**WORK INSTRUCTIONS:**
• 1. In the Powershell post, list each step of the manual method that one comment gives for viewing a file's signature without Powershell.
• 2. Echo the stretch of the Powershell post from "Useful Trick #1" through "experimented with this.", word for word.
• 3. Answer these questions from the Powershell post, one per line:
(a) What does the command typed at the PSH prompt show?
(b) Which two stores can Monad already treat as namespaces?
(c) What does the "Explore" feature of ActiveSync not let you do with the drive?

**PROVIDED TEXT:**
::::
Powershell trick #1 - checking binary signatures
I love Monad Powershell.
I have been using Powershell lately and it has really made my job easier. It provides a quick and easy way to work with certificates, XML, etc. I'd like to share some of the tricks that I use.
Useful Trick #1 - Checking the signature of a binary.
Type this at the PSH prompt:
$(get-AuthenticodeSignature myfile.exe).SignerCertificate.Subject
It will show you the Subject name on the certificate that signed the file, if it is signed. You can use this to do lots of things, like verifying that all of your files are signed before you ship them. You can also use set-AuthenticodeSignature to sign files, although I have not experimented with this.
Comments
- Anonymous
March 02, 2006
What does this do over, the 'ol
Right click on the file, Properties, select the Digital Signatures tab?
scriptable i guess, handy for final checks before a release. - Anonymous
March 02, 2006
It's programmatic, it scales to a large number of files, and it's much less of a pain. No need to open up an explorer window, dig around in the directory.. - Anonymous
March 03, 2006
Has anyone figured out how to change the Monad namespace over ActiveSync. After all, since Monad can already treat the registry and WMI stores as namespaces, an ActiveSync attached device should be doable. - Anonymous
March 03, 2006
I think that is possible but you'd have to write the provider for the sync transport. The "Explore" feature of ActiveSync doesn't offer a real fully-featured filesystem (notice that you can't mount the drive). I would love to have a provider for the attached device though. - Anonymous
March 03, 2006
I too use Monad and Windows Mobile, and I'd love to be able to get to my files through Monad!
::::
**DATASET:**
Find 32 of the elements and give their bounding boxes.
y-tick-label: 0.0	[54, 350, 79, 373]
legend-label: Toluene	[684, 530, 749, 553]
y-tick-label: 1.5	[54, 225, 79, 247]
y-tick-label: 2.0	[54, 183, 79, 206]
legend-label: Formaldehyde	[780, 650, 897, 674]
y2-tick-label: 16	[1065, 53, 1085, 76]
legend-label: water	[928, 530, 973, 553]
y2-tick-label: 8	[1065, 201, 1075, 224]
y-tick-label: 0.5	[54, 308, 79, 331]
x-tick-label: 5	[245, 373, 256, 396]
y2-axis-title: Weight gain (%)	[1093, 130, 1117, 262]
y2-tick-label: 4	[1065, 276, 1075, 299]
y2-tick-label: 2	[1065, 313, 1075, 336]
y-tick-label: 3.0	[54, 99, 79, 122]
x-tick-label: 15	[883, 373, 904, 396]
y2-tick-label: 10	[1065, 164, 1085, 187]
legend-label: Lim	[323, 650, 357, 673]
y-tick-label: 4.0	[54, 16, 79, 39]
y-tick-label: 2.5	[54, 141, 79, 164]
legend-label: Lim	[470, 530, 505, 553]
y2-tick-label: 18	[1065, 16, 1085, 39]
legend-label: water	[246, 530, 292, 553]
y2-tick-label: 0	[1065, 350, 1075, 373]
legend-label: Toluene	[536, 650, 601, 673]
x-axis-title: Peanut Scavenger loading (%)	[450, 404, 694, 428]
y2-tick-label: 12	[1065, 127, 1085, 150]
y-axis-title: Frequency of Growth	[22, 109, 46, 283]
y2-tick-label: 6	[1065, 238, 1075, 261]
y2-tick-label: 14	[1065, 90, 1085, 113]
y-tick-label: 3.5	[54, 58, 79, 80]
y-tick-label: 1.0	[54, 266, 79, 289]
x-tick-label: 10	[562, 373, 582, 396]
::::
**TASK RESULTS:**
• 1.
- Right click on the file
- Properties
- Select the Digital Signatures tab

• 2.
Useful Trick #1 - Checking the signature of a binary.
Type this at the PSH prompt:
$(get-AuthenticodeSignature myfile.exe).SignerCertificate.Subject
It will show you the Subject name on the certificate that signed the file, if it is signed. You can use this to do lots of things, like verifying that all of your files are signed before you ship them. You can also use set-AuthenticodeSignature to sign files, although I have not experimented with this.

• 3.
(a) The Subject name on the certificate that signed the file, if it is signed.
(b) The registry and WMI stores.
(c) Mount it.